- _EXERCISE PROMPT_
Produce a verbatim copy of the entries listed below.

>> Start SUPPLIED MATERIAL

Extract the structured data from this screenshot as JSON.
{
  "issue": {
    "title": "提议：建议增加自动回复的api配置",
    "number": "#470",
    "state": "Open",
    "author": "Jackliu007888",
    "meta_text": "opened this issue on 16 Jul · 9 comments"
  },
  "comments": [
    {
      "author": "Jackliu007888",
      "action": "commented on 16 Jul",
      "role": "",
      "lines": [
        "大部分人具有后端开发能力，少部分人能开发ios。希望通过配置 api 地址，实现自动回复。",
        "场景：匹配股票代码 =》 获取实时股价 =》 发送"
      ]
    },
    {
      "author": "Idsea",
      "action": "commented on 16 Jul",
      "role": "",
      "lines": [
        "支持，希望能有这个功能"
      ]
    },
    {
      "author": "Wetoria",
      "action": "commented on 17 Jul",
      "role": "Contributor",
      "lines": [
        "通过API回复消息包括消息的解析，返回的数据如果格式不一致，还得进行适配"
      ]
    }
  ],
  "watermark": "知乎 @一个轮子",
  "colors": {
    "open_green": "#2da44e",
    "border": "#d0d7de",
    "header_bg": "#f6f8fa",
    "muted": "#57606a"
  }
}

>> End SUPPLIED MATERIAL

- _OUTPUT OF THE TASK_
Extract the structured data from this screenshot as JSON.
{
  "issue": {
    "title": "提议：建议增加自动回复的api配置",
    "number": "#470",
    "state": "Open",
    "author": "Jackliu007888",
    "meta_text": "opened this issue on 16 Jul · 9 comments"
  },
  "comments": [
    {
      "author": "Jackliu007888",
      "action": "commented on 16 Jul",
      "role": "",
      "lines": [
        "大部分人具有后端开发能力，少部分人能开发ios。希望通过配置 api 地址，实现自动回复。",
        "场景：匹配股票代码 =》 获取实时股价 =》 发送"
      ]
    },
    {
      "author": "Idsea",
      "action": "commented on 16 Jul",
      "role": "",
      "lines": [
        "支持，希望能有这个功能"
      ]
    },
    {
      "author": "Wetoria",
      "action": "commented on 17 Jul",
      "role": "Contributor",
      "lines": [
        "通过API回复消息包括消息的解析，返回的数据如果格式不一致，还得进行适配"
      ]
    }
  ],
  "watermark": "知乎 @一个轮子",
  "colors": {
    "open_green": "#2da44e",
    "border": "#d0d7de",
    "header_bg": "#f6f8fa",
    "muted": "#57606a"
  }
}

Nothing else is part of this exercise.